## Excerpted passage
···

From: Jérôme Glisse <jgli...@redhat.com>

Fake the existent of remote memory using preallocated pages and
demonstrate how to use the hmm api related to remote memory.

Signed-off-by: Jérôme Glisse <jgli...@redhat.com>
---
 drivers/char/hmm_dummy.c       | 450 ++++++++++++++++++++++++++++++++++++++++-
 include/uapi/linux/hmm_dummy.h |   8 +-
 2 files changed, 453 insertions(+), 5 deletions(-)

diff --git a/drivers/char/hmm_dummy.c b/drivers/char/hmm_dummy.c
index e87dc7c..2443374 100644
--- a/drivers/char/hmm_dummy.c
+++ b/drivers/char/hmm_dummy.c
@@ -48,6 +48,8 @@
 
 #define HMM_DUMMY_DEVICE_NAME          "hmm_dummy_device"
 #define HMM_DUMMY_DEVICE_MAX_MIRRORS   4
+#define HMM_DUMMY_DEVICE_RMEM_SIZE     (32UL << 20UL)
+#define HMM_DUMMY_DEVICE_RMEM_NBITS    (HMM_DUMMY_DEVICE_RMEM_SIZE >> 
PAGE_SHIFT)
 
 struct hmm_dummy_device;
 
@@ -73,8 +75,16 @@ struct hmm_dummy_device {
        /* device file mapping tracking (keep track of all vma) */
        struct hmm_dummy_mirror *dmirrors[HMM_DUMMY_DEVICE_MAX_MIRRORS];
        struct address_space    *fmapping[HMM_DUMMY_DEVICE_MAX_MIRRORS];
+       struct page             **rmem_pages;
+       unsigned long           *rmem_bitmap;
 };
 
+struct hmm_dummy_rmem {
+       struct hmm_rmem         rmem;
+       unsigned long           fuid;
+       unsigned long           luid;
+       uint16_t                *rmem_idx;
+};
 
 /* We only create 2 device to show the inter device rmem sharing/migration
  * capabilities.
@@ -482,6 +492,51 @@ static void hmm_dummy_pt_free(struct hmm_dummy_mirror 
*dmirror,
 }
 
 
+/* hmm_dummy_rmem - dummy remote memory using system memory pages
+ *
+ * Helper function to allocate fake remote memory out of the device rmem_pages.
+ */
+static void hmm_dummy_rmem_free(struct hmm_dummy_rmem *drmem)

···

## Task prompt
Copy out the patch starting with "Signed-off-by: Jérôme Glisse" and going on through "insertions(+), 5 deletions(-)", substituting "additions" for "insertions". The entries that follow come from an unrelated source.

···

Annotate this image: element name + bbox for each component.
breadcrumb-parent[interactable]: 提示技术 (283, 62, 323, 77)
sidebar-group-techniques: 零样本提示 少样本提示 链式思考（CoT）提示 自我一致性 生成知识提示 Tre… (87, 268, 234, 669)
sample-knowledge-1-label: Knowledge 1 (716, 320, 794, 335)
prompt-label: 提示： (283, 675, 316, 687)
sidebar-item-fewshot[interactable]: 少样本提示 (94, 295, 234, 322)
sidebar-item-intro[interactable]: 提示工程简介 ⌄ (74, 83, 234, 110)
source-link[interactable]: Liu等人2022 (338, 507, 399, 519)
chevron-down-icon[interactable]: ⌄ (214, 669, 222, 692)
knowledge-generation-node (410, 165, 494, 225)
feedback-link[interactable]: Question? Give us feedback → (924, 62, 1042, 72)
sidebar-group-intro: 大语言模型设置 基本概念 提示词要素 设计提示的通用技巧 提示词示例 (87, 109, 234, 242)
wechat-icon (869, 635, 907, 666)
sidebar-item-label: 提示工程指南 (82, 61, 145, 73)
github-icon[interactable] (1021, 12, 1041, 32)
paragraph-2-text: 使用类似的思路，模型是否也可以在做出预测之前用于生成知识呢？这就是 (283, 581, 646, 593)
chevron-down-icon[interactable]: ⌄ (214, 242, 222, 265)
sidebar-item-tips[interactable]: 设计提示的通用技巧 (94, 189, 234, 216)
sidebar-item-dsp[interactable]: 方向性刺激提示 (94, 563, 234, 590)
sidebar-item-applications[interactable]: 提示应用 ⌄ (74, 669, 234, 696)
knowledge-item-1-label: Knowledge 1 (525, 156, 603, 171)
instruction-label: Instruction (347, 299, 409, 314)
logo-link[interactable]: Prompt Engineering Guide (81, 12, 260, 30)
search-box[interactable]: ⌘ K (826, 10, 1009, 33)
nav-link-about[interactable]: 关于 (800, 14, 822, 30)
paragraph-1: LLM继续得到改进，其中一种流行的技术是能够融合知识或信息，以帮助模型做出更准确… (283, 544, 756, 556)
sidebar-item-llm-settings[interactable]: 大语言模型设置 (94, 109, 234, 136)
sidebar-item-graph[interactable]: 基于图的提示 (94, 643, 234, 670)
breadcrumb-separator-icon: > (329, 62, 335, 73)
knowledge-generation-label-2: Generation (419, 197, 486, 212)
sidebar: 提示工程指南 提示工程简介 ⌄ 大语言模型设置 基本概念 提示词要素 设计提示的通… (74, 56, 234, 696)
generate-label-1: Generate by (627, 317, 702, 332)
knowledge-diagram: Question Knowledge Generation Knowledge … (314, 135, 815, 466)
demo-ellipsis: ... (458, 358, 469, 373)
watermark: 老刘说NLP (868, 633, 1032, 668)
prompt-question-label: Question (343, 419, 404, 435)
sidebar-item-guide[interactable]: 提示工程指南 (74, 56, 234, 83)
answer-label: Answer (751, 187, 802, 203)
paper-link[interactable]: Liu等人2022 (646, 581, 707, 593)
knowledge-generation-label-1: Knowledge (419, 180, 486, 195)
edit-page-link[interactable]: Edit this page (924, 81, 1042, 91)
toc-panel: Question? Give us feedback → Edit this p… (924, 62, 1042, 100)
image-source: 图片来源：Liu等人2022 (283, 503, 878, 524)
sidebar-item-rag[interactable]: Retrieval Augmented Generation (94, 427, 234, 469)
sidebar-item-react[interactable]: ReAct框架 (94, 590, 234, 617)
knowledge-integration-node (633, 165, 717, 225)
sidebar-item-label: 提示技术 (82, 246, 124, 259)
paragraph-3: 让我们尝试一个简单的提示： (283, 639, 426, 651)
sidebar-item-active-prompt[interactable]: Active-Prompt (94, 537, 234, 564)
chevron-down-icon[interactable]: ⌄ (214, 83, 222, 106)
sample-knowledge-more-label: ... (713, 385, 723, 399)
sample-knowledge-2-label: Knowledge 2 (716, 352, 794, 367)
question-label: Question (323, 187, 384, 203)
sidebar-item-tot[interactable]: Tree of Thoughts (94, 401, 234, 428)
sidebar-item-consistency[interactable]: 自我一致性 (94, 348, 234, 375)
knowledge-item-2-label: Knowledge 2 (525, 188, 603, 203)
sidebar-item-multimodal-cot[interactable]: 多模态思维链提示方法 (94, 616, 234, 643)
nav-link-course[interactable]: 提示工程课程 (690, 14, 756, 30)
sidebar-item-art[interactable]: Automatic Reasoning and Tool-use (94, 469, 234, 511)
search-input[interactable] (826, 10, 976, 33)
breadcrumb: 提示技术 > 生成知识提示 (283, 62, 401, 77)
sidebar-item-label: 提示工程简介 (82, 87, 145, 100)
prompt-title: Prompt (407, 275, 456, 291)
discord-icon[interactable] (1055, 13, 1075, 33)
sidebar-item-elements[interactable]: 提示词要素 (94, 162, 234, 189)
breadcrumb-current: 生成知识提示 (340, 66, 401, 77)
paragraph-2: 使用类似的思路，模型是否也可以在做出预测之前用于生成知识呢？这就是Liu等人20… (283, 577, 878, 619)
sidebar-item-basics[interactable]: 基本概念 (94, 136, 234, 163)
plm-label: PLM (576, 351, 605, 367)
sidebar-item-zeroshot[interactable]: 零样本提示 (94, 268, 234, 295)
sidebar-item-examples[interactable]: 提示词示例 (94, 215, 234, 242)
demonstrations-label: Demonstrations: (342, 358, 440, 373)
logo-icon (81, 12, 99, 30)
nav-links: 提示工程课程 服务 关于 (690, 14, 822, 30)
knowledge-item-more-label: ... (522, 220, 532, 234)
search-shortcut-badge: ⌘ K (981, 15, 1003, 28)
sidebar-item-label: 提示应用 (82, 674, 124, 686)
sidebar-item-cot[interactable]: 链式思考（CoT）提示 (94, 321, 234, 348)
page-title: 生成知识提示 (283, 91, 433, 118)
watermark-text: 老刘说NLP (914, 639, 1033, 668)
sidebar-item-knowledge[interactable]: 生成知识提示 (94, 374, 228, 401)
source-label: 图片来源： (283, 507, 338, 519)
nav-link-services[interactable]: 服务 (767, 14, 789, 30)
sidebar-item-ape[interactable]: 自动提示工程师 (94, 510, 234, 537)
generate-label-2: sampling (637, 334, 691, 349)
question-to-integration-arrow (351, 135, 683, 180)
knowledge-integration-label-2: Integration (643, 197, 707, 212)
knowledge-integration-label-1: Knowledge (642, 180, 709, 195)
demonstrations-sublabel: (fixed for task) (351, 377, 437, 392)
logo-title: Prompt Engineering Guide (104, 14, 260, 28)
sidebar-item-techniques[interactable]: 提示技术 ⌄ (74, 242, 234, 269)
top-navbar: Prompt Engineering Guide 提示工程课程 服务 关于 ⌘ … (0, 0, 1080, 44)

···

## Finished answer
Signed-off-by: Jérôme Glisse <jgli...@redhat.com>
---
 drivers/char/hmm_dummy.c       | 450 ++++++++++++++++++++++++++++++++++++++++-
 include/uapi/linux/hmm_dummy.h |   8 +-
 2 files changed, 453 additions(+), 5 deletions(-)